### BRIEF:
Every entry should be repeated exactly. Omit the pictures.

### DATA SUPPLIED:

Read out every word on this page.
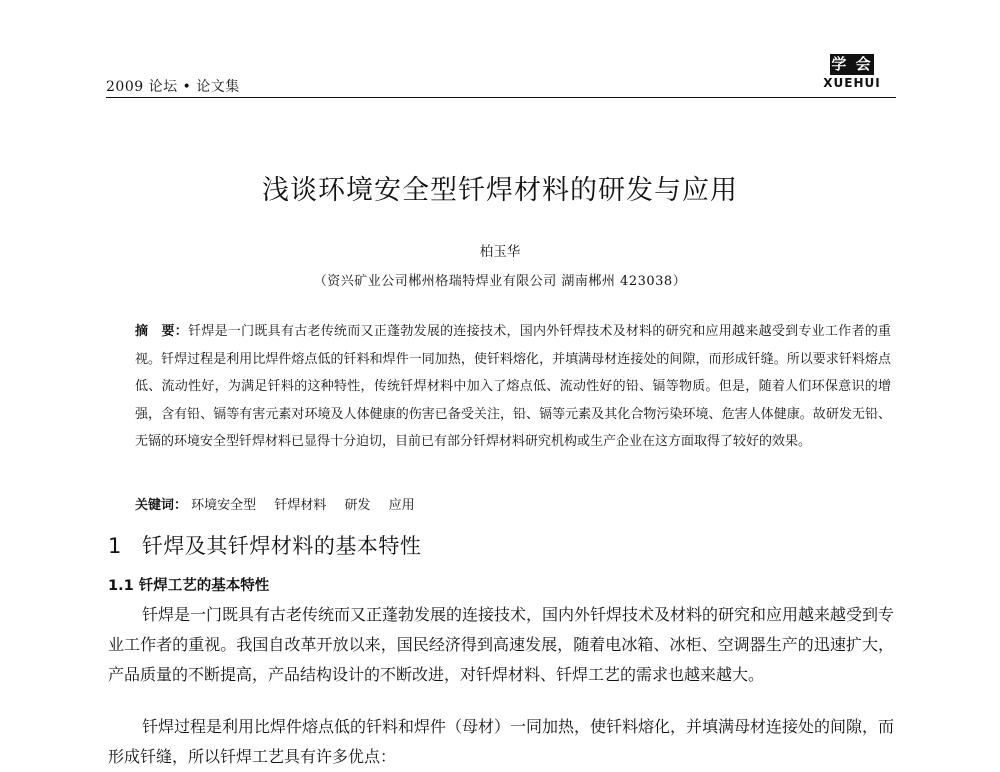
2009 论坛 • 论文集
学 会
XUEHUI
浅谈环境安全型钎焊材料的研发与应用
柏玉华
（资兴矿业公司郴州格瑞特焊业有限公司 湖南郴州 423038）
摘　要：钎焊是一门既具有古老传统而又正蓬勃发展的连接技术，国内外钎焊技术及材料的研究和应用越来越受到专业工作者的重视。钎焊过程是利用比焊件熔点低的钎料和焊件一同加热，使钎料熔化，并填满母材连接处的间隙，而形成钎缝。所以要求钎料熔点低、流动性好，为满足钎料的这种特性，传统钎焊材料中加入了熔点低、流动性好的铅、镉等物质。但是，随着人们环保意识的增强，含有铅、镉等有害元素对环境及人体健康的伤害已备受关注，铅、镉等元素及其化合物污染环境、危害人体健康。故研发无铅、无镉的环境安全型钎焊材料已显得十分迫切，目前已有部分钎焊材料研究机构或生产企业在这方面取得了较好的效果。
关键词： 环境安全型 钎焊材料 研发 应用
1 钎焊及其钎焊材料的基本特性
1.1 钎焊工艺的基本特性
钎焊是一门既具有古老传统而又正蓬勃发展的连接技术，国内外钎焊技术及材料的研究和应用越来越受到专业工作者的重视。我国自改革开放以来，国民经济得到高速发展，随着电冰箱、冰柜、空调器生产的迅速扩大，产品质量的不断提高，产品结构设计的不断改进，对钎焊材料、钎焊工艺的需求也越来越大。
钎焊过程是利用比焊件熔点低的钎料和焊件（母材）一同加热，使钎料熔化，并填满母材连接处的间隙，而形成钎缝，所以钎焊工艺具有许多优点：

### ANSWER FOR THE TASK:
Read out every word on this page.
2009 论坛 • 论文集
学 会
XUEHUI
浅谈环境安全型钎焊材料的研发与应用
柏玉华
（资兴矿业公司郴州格瑞特焊业有限公司 湖南郴州 423038）
摘　要：钎焊是一门既具有古老传统而又正蓬勃发展的连接技术，国内外钎焊技术及材料的研究和应用越来越受到专业工作者的重视。钎焊过程是利用比焊件熔点低的钎料和焊件一同加热，使钎料熔化，并填满母材连接处的间隙，而形成钎缝。所以要求钎料熔点低、流动性好，为满足钎料的这种特性，传统钎焊材料中加入了熔点低、流动性好的铅、镉等物质。但是，随着人们环保意识的增强，含有铅、镉等有害元素对环境及人体健康的伤害已备受关注，铅、镉等元素及其化合物污染环境、危害人体健康。故研发无铅、无镉的环境安全型钎焊材料已显得十分迫切，目前已有部分钎焊材料研究机构或生产企业在这方面取得了较好的效果。
关键词： 环境安全型 钎焊材料 研发 应用
1 钎焊及其钎焊材料的基本特性
1.1 钎焊工艺的基本特性
钎焊是一门既具有古老传统而又正蓬勃发展的连接技术，国内外钎焊技术及材料的研究和应用越来越受到专业工作者的重视。我国自改革开放以来，国民经济得到高速发展，随着电冰箱、冰柜、空调器生产的迅速扩大，产品质量的不断提高，产品结构设计的不断改进，对钎焊材料、钎焊工艺的需求也越来越大。
钎焊过程是利用比焊件熔点低的钎料和焊件（母材）一同加热，使钎料熔化，并填满母材连接处的间隙，而形成钎缝，所以钎焊工艺具有许多优点：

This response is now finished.